> _Problem details_
Please pull out every line that includes the string "Shadow".
***** Material for this exercise *****
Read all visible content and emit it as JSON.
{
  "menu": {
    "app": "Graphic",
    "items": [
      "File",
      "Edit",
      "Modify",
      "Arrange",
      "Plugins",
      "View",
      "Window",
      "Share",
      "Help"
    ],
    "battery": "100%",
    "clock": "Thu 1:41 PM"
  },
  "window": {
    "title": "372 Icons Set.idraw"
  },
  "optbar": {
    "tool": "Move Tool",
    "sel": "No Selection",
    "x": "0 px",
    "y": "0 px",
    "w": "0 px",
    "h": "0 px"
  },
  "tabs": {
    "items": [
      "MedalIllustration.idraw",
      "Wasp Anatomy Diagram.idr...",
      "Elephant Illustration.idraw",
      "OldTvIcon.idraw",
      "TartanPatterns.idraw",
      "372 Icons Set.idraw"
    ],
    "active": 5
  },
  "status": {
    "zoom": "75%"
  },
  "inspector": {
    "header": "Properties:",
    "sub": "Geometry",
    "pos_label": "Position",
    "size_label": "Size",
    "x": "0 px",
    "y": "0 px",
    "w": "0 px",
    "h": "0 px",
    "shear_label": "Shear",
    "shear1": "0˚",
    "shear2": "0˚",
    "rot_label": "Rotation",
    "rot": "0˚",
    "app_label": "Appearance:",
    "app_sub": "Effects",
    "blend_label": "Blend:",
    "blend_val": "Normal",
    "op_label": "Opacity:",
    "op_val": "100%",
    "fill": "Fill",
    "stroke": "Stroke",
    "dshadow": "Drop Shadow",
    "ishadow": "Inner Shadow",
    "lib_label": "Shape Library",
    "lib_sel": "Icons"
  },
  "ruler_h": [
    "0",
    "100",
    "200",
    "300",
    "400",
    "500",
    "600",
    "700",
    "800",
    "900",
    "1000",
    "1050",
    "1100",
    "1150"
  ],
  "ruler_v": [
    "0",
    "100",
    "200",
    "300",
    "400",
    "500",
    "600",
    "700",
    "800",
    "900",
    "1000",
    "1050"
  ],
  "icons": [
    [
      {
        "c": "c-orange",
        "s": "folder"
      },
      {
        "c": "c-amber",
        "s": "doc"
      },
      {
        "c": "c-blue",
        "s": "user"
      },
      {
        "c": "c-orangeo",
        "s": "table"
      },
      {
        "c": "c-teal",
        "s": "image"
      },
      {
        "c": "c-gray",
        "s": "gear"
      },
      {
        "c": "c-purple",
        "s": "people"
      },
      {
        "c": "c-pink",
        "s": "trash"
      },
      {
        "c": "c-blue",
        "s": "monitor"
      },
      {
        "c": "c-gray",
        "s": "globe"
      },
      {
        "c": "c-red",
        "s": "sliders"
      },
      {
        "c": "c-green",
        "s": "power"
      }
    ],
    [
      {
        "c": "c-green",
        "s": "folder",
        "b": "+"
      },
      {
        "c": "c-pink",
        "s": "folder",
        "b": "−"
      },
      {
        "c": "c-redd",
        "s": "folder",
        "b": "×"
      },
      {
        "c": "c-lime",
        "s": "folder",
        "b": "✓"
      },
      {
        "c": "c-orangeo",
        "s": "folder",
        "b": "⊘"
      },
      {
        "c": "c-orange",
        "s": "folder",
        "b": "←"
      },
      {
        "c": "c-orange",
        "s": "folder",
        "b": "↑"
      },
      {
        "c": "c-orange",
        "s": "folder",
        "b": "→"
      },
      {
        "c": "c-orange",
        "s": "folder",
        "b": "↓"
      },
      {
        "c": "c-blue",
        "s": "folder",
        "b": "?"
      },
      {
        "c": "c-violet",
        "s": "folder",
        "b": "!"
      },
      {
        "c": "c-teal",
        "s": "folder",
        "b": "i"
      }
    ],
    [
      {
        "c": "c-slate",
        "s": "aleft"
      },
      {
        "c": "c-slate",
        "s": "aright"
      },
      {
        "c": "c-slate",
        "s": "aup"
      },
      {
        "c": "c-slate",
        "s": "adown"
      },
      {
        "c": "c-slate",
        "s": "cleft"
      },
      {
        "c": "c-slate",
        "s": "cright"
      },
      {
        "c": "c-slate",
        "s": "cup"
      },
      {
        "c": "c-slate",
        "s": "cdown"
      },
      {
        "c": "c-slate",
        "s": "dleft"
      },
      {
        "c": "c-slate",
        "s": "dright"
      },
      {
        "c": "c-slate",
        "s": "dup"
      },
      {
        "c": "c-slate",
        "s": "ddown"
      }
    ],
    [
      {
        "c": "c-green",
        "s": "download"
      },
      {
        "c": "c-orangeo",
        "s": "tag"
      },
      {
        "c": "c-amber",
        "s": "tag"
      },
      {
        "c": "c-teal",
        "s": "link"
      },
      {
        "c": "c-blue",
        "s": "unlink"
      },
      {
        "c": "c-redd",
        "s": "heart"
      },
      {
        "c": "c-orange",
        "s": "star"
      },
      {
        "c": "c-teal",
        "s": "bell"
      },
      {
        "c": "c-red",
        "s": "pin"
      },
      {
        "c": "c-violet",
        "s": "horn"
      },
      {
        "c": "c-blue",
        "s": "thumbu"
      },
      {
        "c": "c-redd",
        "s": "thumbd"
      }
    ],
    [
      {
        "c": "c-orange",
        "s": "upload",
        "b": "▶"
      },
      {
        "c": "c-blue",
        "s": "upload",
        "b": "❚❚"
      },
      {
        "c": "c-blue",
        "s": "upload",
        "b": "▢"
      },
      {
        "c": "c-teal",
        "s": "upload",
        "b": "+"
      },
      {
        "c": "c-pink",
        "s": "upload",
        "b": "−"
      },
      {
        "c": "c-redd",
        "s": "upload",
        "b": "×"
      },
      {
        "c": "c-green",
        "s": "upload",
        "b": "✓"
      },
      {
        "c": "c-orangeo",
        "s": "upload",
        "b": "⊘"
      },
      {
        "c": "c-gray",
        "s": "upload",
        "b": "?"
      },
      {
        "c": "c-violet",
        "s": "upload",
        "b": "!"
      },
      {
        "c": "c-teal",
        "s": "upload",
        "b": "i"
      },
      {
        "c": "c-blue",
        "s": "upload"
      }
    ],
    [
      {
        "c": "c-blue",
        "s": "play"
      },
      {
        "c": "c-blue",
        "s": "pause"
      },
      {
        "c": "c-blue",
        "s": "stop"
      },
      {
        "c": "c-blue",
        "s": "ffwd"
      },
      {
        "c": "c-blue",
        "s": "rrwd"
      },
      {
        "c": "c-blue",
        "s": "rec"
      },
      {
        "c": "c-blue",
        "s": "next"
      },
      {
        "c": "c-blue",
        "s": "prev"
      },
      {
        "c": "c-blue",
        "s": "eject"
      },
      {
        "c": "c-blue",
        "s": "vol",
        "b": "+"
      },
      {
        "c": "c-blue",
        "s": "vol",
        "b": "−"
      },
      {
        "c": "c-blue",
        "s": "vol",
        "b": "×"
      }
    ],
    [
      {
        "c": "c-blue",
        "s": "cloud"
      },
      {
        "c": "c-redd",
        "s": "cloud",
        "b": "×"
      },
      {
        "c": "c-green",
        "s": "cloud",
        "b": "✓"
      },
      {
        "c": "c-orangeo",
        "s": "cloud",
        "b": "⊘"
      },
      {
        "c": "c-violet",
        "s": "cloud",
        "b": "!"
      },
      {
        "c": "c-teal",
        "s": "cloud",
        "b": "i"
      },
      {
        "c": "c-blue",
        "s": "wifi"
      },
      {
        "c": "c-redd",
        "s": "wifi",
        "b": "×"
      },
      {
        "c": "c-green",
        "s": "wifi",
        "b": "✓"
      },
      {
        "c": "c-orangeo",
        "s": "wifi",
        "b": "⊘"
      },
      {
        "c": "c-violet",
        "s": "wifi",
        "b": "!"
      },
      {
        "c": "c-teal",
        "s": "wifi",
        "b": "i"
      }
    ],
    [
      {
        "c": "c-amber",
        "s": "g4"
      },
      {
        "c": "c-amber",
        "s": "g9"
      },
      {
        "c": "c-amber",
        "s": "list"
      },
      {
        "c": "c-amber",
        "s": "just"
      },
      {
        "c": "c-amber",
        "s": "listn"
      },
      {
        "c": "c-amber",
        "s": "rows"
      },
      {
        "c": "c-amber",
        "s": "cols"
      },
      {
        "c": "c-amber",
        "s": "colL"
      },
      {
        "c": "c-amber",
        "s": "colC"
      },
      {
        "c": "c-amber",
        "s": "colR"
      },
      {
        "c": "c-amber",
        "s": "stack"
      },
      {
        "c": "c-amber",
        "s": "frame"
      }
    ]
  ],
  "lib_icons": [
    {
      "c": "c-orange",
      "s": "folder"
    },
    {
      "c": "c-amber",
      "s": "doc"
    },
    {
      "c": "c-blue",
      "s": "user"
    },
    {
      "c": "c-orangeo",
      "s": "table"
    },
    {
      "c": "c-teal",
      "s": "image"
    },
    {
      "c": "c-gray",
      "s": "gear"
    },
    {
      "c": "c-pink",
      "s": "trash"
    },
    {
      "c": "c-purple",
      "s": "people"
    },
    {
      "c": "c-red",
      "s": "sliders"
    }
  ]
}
*****
> _Written solution_
    "dshadow": "Drop Shadow",
    "ishadow": "Inner Shadow",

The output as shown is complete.